Your objective | Pull out the lines of the records from the first one down to the line containing "event-text[interactable]: closed this", including that line, and copy them unchanged.

Supplied records |
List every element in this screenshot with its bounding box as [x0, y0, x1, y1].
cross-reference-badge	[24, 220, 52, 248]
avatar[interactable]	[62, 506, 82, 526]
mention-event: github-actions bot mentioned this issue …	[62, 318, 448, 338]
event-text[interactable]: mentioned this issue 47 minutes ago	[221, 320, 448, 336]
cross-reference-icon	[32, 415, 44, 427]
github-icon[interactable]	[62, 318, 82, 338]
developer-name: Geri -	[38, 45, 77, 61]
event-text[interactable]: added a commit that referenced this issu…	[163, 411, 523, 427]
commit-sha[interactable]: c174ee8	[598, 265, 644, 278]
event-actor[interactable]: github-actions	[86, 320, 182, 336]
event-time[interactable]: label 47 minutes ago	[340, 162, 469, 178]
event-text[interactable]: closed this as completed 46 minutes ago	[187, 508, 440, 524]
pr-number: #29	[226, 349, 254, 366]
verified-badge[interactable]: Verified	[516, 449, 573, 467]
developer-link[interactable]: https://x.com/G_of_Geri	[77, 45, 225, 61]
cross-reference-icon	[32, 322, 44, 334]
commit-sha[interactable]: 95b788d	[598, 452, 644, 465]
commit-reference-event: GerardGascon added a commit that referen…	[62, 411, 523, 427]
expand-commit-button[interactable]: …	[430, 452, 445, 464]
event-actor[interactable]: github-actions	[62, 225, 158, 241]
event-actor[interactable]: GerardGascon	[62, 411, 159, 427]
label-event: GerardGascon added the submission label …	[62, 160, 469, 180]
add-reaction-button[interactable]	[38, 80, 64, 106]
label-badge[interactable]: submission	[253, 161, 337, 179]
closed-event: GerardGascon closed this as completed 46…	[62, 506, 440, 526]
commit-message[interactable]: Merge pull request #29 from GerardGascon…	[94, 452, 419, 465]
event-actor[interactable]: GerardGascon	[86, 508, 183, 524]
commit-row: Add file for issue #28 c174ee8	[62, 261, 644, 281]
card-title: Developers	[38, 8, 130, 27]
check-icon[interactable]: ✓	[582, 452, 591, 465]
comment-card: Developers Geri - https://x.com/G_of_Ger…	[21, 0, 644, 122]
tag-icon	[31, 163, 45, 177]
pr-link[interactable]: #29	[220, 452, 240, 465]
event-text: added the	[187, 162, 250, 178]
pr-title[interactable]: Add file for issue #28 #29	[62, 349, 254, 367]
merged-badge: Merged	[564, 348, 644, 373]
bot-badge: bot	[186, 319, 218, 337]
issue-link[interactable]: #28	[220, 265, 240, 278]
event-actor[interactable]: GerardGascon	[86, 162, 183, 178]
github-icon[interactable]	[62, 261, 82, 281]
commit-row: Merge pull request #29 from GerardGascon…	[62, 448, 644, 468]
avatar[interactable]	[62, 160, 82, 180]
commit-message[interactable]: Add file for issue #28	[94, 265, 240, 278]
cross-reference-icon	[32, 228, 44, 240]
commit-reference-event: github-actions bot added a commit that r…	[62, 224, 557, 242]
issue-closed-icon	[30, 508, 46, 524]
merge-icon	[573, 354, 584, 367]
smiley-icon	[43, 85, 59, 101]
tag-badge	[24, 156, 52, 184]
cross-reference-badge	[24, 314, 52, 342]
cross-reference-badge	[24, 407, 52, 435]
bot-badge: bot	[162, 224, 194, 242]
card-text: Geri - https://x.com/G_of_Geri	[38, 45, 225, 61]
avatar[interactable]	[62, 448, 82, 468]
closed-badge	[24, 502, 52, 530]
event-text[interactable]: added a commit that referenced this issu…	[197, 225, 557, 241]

Solved problem |
List every element in this screenshot with its bounding box as [x0, y0, x1, y1].
cross-reference-badge	[24, 220, 52, 248]
avatar[interactable]	[62, 506, 82, 526]
mention-event: github-actions bot mentioned this issue …	[62, 318, 448, 338]
event-text[interactable]: mentioned this issue 47 minutes ago	[221, 320, 448, 336]
cross-reference-icon	[32, 415, 44, 427]
github-icon[interactable]	[62, 318, 82, 338]
developer-name: Geri -	[38, 45, 77, 61]
event-text[interactable]: added a commit that referenced this issu…	[163, 411, 523, 427]
commit-sha[interactable]: c174ee8	[598, 265, 644, 278]
event-actor[interactable]: github-actions	[86, 320, 182, 336]
event-time[interactable]: label 47 minutes ago	[340, 162, 469, 178]
event-text[interactable]: closed this as completed 46 minutes ago	[187, 508, 440, 524]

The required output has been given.